>> START EXTRACT TO READ

The Legibility Group is a series of serif typefaces created by the American Mergenthaler Linotype Company and intended for use in newspapers on Linotype's hot metal typesetting system. They were developed in-house by Linotype's design team, led by Chauncey H. Griffith, and released from 1922, when the first member, Ionic No. 5, appeared.

Griffith's aim with the Legibility Group typefaces was to create a design with more body than the rather spindly Didone typefaces previously standard in newspaper printing. To this end, the designs have low contrast in stroke weight, wide open counters and ball terminals, intended to make the letters clearly distinguishable even when printed on poor-quality newsprint paper.

The Legibility Group typefaces were extremely popular and remained used by many newspapers worldwide throughout the metal type period and beyond; many other newspaper typefaces from other foundries such as Intertype were created based on their design. A notable exception is Monotype's Times New Roman, which was created to take advantage of the unusually high standard of printing of the Times in the 1930s. In 1972, British printing manager Allen Hutt commented that "the majority of the world's newspapers are typeset in one or another of the traditional Linotype 'Legibility Group', and most of the rest in their derivatives."

>> END EXTRACT TO READ
>> START GIVEN RECORDS

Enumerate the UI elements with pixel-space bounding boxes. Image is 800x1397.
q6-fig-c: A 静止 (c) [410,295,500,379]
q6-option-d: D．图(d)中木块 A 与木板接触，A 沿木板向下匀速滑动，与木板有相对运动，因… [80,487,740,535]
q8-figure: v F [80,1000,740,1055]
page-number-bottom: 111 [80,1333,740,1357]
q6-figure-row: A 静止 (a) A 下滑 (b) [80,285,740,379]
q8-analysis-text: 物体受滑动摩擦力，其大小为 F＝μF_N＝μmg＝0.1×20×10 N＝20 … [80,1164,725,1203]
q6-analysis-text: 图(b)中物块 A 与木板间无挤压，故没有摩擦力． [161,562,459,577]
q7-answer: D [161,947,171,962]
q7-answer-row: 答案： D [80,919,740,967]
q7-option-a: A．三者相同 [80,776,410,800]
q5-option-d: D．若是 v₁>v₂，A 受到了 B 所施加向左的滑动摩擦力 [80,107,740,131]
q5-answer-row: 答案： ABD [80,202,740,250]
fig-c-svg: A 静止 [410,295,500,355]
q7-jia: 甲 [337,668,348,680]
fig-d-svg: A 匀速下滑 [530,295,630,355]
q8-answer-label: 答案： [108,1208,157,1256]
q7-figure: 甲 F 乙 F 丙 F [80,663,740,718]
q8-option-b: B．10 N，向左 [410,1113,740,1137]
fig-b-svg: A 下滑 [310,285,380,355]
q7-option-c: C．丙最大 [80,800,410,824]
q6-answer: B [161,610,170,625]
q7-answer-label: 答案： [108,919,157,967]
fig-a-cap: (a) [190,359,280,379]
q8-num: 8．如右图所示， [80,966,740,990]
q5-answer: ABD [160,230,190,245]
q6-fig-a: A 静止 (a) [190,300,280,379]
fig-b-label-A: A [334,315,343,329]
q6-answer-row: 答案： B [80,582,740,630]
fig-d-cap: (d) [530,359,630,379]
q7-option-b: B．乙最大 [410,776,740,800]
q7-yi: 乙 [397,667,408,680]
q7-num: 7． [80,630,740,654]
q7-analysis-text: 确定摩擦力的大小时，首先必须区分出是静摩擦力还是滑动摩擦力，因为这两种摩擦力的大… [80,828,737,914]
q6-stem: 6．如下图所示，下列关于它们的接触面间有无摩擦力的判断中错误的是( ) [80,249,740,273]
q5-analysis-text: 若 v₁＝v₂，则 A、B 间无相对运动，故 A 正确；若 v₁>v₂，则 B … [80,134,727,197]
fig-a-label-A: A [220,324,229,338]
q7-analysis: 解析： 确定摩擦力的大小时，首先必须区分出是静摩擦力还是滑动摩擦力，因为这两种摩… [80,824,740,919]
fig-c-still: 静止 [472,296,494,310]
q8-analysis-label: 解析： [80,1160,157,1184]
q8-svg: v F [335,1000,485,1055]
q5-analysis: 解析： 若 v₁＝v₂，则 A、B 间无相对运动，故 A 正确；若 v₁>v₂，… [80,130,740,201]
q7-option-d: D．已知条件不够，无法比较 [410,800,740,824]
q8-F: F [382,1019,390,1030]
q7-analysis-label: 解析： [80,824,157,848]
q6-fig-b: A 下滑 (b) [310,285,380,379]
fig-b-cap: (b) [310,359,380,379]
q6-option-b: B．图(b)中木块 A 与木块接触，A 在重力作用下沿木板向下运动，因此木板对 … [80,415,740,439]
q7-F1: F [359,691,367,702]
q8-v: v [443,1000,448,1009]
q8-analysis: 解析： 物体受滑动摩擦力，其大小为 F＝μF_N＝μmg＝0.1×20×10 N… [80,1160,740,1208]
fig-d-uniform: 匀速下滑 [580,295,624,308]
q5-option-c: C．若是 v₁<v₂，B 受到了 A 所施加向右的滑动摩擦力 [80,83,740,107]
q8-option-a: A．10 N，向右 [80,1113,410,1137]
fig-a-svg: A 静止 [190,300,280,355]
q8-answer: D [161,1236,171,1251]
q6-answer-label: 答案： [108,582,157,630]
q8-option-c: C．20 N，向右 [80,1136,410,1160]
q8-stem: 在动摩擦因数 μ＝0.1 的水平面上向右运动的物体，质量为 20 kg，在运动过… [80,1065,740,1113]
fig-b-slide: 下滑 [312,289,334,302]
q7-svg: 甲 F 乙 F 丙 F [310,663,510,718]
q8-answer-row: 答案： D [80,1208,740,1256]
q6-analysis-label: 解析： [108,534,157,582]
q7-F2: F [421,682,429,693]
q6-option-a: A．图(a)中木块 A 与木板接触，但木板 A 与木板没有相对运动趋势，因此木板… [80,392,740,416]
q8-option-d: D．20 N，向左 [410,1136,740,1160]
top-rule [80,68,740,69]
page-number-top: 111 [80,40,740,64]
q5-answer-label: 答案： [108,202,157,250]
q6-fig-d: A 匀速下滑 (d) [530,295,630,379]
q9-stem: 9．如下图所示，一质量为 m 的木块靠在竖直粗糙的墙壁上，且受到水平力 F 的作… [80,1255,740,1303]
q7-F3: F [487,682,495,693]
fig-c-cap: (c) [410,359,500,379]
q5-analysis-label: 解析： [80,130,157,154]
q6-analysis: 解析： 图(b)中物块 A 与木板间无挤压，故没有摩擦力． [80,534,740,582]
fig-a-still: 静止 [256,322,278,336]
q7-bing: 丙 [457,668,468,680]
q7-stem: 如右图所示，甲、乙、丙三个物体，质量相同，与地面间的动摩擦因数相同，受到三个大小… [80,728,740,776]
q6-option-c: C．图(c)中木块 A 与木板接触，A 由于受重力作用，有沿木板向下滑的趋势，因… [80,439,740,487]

>> END GIVEN RECORDS

LIST OF TASKS:
a - According to the passage on the Legibility Group typefaces, which typeface was the first member of the group to appear?
b - In the passage on the Legibility Group, change "typefaces" to "fonts" and write out the text starting with "The Legibility Group is" and going on through "poor-quality newsprint paper.".
c - Write what comes next in the passage on the Legibility Group typefaces, picking up after its last sentence.

RESPONSES TO THE EXERCISE:
a - Ionic No. 5

b -
The Legibility Group is a series of serif fonts created by the American Mergenthaler Linotype Company and intended for use in newspapers on Linotype's hot metal typesetting system. They were developed in-house by Linotype's design team, led by Chauncey H. Griffith, and released from 1922, when the first member, Ionic No. 5, appeared.

Griffith's aim with the Legibility Group fonts was to create a design with more body than the rather spindly Didone fonts previously standard in newspaper printing. To this end, the designs have low contrast in stroke weight, wide open counters and ball terminals, intended to make the letters clearly distinguishable even when printed on poor-quality newsprint paper.

c -
Typefaces
The family became a large group due to the creation of slightly different designs for different printing conditions, such as levels of inking used in different newspaper production processes and versions with different x-heights. Linotype carried out a survey of optometrists as part of their research process.

 Ionic No. 5 — the first in the family and extremely successful. Sometimes criticised for having too high an x-height, making lower-case letters very wide and reducing the difference between an "n" and an "h". Bitstream Inc.'s News 701 typeface is an unofficial digitisation.
 Textype — similar but with a lower x-height, giving a more delicate structure with more contrast between letters with and without ascenders.
 Excelsior — reduced x-height and intended for rubber-roller presses. Linotype has described its use as most common "in Europe, where newspaper columns are wide." 
Opticon — heavier, to compensate for printing that deliberately underinks to favour halftones.
Paragon — lighter, to compensate for newspapers that deliberately overink to favour text and headlines.
Corona — condensed and large on the body. Walter Tracy praised it for carrying "the design of newspaper types to a new level."

Although not part of the family, Linotype marketed its sans-serif family Metro and slab serif face Memphis as effective complements for headings.

Design style

The Legibility Group faces resemble the "modern" or Didone faces of the nineteenth century, with ball terminals, a curled leg on the "R" and a looped "Q". However, stroke contrast is limited and the apertures are held wide open to clearly differentiate letters.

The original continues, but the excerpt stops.